## WHAT IS REQUIRED
Search the entries below. Return every line that has "縦書き君" in it.

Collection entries
"""
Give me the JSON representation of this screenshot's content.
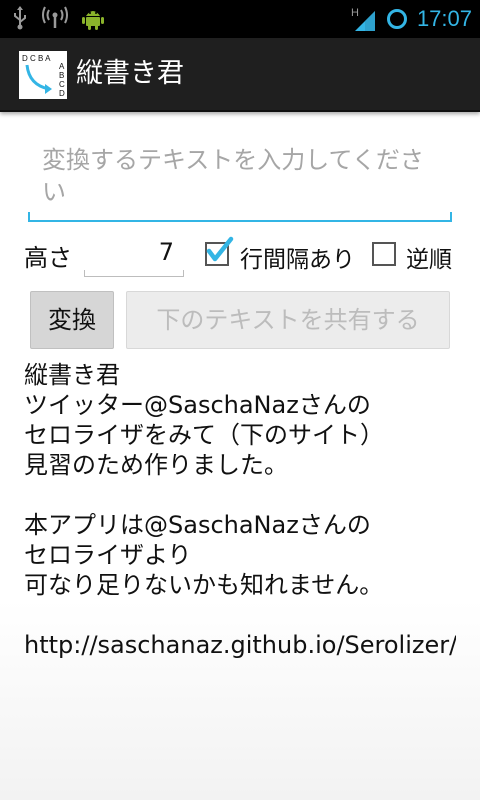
{
  "status_bar": {
    "time": "17:07",
    "network_type": "H",
    "icons": [
      "usb-icon",
      "wifi-hotspot-icon",
      "android-debug-icon",
      "signal-icon",
      "sync-circle-icon"
    ],
    "accent_color": "#33b5e5"
  },
  "action_bar": {
    "title": "縦書き君",
    "icon_letters_top": "D C B A",
    "icon_letters_side": [
      "A",
      "B",
      "C",
      "D"
    ]
  },
  "input": {
    "placeholder": "変換するテキストを入力してください",
    "value": ""
  },
  "options": {
    "height_label": "高さ",
    "height_value": "7",
    "line_spacing_label": "行間隔あり",
    "line_spacing_checked": true,
    "reverse_label": "逆順",
    "reverse_checked": false
  },
  "buttons": {
    "convert_label": "変換",
    "share_label": "下のテキストを共有する"
  },
  "output_text": "縦書き君\nツイッター@SaschaNazさんの\nセロライザをみて（下のサイト）\n見習のため作りました。\n\n本アプリは@SaschaNazさんの\nセロライザより\n可なり足りないかも知れません。\n\nhttp://saschanaz.github.io/Serolizer/"
}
"""
## FULL ANSWER
    "title": "縦書き君",
  "output_text": "縦書き君\nツイッター@SaschaNazさんの\nセロライザをみて（下のサイト）\n見習のため作りました。\n\n本アプリは@SaschaNazさんの\nセロライザより\n可なり足りないかも知れません。\n\nhttp://saschanaz.github.io/Serolizer/"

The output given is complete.